+++ SUPPLIED RECORDS
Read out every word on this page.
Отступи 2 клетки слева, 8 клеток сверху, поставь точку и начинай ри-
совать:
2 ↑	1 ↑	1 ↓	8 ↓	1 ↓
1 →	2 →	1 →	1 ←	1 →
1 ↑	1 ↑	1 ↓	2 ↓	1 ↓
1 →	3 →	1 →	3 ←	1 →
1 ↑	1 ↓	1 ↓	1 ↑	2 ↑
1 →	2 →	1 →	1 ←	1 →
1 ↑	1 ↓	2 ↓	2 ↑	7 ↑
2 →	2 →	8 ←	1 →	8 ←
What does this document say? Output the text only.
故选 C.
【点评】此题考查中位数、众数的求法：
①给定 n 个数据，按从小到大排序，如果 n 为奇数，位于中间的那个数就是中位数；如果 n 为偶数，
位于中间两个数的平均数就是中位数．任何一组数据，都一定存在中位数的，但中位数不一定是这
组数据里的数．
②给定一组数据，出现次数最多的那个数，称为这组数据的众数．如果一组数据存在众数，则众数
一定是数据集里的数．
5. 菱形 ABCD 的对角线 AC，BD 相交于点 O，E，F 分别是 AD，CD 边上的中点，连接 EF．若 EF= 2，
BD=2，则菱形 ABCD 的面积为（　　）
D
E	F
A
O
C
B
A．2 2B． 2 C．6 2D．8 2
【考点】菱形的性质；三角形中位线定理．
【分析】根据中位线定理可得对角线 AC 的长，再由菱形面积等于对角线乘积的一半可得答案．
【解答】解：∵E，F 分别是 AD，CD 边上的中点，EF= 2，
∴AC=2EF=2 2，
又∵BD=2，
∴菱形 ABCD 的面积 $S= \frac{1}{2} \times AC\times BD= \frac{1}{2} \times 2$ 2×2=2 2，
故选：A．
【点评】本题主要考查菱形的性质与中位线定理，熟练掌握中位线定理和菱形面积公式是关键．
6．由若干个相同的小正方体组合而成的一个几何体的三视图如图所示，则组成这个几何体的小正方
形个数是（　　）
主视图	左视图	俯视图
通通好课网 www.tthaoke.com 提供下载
++++++
TASK BRIEF:
Transcribe the material above word for word.

REPLY:
Read out every word on this page.
Отступи 2 клетки слева, 8 клеток сверху, поставь точку и начинай ри-
совать:
2 ↑	1 ↑	1 ↓	8 ↓	1 ↓
1 →	2 →	1 →	1 ←	1 →
1 ↑	1 ↑	1 ↓	2 ↓	1 ↓
1 →	3 →	1 →	3 ←	1 →
1 ↑	1 ↓	1 ↓	1 ↑	2 ↑
1 →	2 →	1 →	1 ←	1 →
1 ↑	1 ↓	2 ↓	2 ↑	7 ↑
2 →	2 →	8 ←	1 →	8 ←
What does this document say? Output the text only.
故选 C.
【点评】此题考查中位数、众数的求法：
①给定 n 个数据，按从小到大排序，如果 n 为奇数，位于中间的那个数就是中位数；如果 n 为偶数，
位于中间两个数的平均数就是中位数．任何一组数据，都一定存在中位数的，但中位数不一定是这
组数据里的数．
②给定一组数据，出现次数最多的那个数，称为这组数据的众数．如果一组数据存在众数，则众数
一定是数据集里的数．
5. 菱形 ABCD 的对角线 AC，BD 相交于点 O，E，F 分别是 AD，CD 边上的中点，连接 EF．若 EF= 2，
BD=2，则菱形 ABCD 的面积为（　　）
D
E	F
A
O
C
B
A．2 2B． 2 C．6 2D．8 2
【考点】菱形的性质；三角形中位线定理．
【分析】根据中位线定理可得对角线 AC 的长，再由菱形面积等于对角线乘积的一半可得答案．
【解答】解：∵E，F 分别是 AD，CD 边上的中点，EF= 2，
∴AC=2EF=2 2，
又∵BD=2，
∴菱形 ABCD 的面积 $S= \frac{1}{2} \times AC\times BD= \frac{1}{2} \times 2$ 2×2=2 2，
故选：A．
【点评】本题主要考查菱形的性质与中位线定理，熟练掌握中位线定理和菱形面积公式是关键．
6．由若干个相同的小正方体组合而成的一个几何体的三视图如图所示，则组成这个几何体的小正方
形个数是（　　）
主视图	左视图	俯视图
通通好课网 www.tthaoke.com 提供下载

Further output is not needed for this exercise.